### [Data items]
** begin **

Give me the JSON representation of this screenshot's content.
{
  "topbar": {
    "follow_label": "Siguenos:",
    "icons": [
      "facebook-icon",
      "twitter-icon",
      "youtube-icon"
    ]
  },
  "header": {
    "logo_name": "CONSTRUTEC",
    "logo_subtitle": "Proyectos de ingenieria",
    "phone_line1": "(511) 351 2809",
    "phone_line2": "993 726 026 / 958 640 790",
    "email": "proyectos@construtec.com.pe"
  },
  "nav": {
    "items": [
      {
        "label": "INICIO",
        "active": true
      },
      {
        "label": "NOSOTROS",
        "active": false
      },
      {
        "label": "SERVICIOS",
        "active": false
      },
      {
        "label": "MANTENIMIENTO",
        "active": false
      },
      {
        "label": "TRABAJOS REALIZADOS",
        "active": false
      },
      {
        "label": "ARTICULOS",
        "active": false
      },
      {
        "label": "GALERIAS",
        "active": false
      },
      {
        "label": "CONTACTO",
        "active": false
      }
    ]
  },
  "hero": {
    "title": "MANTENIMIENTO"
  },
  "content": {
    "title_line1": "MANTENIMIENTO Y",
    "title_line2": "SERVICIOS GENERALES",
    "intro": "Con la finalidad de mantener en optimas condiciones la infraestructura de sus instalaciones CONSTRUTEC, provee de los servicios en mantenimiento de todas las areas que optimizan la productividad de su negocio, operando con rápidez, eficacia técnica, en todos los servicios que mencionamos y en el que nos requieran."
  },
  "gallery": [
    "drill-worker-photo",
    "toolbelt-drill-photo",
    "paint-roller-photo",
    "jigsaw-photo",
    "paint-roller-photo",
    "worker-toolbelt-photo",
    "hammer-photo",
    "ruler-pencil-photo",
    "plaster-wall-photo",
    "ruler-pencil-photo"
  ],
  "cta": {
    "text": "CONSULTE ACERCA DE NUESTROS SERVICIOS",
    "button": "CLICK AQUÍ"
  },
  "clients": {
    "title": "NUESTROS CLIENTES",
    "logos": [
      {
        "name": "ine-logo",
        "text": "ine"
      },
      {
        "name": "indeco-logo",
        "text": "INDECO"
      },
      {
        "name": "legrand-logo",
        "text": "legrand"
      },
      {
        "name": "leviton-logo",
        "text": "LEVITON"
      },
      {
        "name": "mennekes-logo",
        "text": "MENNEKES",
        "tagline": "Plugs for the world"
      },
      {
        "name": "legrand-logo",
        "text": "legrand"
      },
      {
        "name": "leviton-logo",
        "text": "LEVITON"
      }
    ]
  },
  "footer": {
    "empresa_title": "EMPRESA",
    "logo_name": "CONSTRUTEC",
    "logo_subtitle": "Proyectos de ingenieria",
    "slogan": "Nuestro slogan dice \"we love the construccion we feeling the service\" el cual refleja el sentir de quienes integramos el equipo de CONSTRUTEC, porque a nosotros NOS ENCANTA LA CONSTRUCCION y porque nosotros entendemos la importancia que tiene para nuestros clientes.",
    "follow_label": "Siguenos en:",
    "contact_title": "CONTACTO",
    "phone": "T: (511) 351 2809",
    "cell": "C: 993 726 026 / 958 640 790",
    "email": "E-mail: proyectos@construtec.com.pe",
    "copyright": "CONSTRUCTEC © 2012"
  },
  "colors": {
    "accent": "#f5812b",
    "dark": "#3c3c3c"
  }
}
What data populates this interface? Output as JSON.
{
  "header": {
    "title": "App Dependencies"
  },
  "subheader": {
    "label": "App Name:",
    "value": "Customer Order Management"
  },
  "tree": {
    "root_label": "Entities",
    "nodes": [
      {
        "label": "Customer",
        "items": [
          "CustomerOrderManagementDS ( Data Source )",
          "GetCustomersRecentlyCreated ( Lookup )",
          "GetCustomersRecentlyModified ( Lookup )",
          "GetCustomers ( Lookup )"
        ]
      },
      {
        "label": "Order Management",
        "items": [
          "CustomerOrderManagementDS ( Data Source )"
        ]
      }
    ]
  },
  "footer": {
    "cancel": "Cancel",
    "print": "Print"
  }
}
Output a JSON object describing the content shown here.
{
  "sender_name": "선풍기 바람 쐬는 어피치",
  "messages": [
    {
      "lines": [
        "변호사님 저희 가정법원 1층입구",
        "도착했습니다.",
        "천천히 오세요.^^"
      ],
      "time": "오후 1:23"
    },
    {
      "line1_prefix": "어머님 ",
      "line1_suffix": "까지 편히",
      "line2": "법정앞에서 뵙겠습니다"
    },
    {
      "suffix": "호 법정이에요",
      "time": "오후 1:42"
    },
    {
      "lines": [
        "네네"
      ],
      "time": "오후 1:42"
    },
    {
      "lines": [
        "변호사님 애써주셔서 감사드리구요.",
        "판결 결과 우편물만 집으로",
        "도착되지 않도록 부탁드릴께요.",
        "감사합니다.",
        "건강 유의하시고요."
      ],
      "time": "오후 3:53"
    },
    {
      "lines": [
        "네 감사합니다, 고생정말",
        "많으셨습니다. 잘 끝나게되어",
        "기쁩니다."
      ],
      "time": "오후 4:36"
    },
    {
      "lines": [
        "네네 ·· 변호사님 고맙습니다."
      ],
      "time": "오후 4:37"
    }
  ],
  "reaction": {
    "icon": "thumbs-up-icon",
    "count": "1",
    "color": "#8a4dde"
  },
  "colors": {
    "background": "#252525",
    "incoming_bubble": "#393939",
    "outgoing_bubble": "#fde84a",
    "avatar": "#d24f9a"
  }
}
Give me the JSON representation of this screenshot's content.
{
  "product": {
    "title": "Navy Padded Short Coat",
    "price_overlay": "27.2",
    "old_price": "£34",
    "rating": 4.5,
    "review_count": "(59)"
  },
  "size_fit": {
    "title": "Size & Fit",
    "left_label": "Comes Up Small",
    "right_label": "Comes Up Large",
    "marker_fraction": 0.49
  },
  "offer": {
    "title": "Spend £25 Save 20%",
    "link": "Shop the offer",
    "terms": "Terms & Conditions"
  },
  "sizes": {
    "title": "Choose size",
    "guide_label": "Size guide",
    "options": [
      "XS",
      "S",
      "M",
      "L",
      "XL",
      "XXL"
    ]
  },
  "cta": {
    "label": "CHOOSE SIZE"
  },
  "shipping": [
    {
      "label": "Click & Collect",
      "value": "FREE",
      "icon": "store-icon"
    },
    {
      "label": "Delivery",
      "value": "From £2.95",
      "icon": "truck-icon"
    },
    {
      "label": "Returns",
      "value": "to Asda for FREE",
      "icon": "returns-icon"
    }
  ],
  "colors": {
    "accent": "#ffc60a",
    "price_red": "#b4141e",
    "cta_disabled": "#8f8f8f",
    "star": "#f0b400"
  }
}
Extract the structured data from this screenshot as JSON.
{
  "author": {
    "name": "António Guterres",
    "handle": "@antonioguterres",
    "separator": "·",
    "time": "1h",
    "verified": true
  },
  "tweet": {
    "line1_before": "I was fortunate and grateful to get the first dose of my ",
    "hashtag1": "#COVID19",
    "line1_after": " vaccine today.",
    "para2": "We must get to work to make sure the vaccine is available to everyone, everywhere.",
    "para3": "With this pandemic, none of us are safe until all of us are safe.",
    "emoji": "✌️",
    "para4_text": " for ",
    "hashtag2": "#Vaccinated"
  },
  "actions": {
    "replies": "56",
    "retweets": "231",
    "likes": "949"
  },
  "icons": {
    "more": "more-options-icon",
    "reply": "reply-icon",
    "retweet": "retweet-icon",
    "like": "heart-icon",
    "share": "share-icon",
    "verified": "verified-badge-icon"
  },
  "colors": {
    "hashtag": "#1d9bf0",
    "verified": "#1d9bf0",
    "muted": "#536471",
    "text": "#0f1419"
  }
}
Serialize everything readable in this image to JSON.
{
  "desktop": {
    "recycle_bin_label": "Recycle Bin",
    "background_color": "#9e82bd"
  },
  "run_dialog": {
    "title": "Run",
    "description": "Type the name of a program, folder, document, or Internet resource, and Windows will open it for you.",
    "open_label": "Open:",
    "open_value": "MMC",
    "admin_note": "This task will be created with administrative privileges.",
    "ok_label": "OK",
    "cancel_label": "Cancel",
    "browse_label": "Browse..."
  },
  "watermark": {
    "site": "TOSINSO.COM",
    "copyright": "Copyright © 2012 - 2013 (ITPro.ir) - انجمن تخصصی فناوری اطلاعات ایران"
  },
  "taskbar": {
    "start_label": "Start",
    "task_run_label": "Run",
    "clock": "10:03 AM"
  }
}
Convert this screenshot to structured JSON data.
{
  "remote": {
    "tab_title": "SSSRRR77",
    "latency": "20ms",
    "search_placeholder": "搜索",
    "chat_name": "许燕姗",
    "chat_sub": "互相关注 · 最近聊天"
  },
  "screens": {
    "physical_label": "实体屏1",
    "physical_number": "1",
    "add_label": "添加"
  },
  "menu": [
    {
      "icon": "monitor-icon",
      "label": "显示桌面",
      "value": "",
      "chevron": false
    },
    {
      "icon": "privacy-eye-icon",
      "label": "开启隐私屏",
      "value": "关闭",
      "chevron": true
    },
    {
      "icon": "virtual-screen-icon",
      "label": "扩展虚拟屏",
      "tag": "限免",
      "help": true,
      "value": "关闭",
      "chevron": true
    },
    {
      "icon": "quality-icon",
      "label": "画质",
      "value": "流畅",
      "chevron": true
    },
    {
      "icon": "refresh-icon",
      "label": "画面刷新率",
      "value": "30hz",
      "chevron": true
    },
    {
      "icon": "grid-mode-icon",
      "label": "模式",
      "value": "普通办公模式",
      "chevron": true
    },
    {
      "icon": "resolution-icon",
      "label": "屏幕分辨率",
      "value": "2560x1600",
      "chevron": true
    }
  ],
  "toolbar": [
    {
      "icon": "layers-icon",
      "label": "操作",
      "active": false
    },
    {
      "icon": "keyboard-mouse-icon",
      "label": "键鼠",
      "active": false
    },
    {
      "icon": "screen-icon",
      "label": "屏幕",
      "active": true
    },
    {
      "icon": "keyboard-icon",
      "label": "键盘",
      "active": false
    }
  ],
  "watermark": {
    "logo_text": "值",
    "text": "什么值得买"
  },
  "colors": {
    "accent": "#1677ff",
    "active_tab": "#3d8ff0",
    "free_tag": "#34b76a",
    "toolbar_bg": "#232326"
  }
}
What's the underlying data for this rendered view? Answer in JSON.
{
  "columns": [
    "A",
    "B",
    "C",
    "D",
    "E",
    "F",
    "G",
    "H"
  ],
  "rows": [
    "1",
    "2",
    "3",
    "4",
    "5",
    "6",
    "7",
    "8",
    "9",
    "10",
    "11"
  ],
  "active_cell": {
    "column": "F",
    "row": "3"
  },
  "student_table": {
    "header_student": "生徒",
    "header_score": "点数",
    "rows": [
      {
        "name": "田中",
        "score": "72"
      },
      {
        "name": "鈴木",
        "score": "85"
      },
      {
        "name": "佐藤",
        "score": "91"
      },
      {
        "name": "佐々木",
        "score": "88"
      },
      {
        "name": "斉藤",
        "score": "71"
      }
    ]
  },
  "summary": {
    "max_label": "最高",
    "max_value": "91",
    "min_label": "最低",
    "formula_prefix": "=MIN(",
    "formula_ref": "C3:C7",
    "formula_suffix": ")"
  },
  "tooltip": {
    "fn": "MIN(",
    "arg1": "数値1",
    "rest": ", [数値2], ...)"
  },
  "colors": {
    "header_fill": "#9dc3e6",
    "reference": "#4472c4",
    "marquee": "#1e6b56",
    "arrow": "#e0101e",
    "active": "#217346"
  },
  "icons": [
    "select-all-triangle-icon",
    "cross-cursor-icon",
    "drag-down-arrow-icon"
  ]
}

** end **

### [GIVEN TASK]
Filter lines by "CustomerOrderManagementDS" and return each hit.

### [WRITTEN ANSWER]
          "CustomerOrderManagementDS ( Data Source )",
          "CustomerOrderManagementDS ( Data Source )"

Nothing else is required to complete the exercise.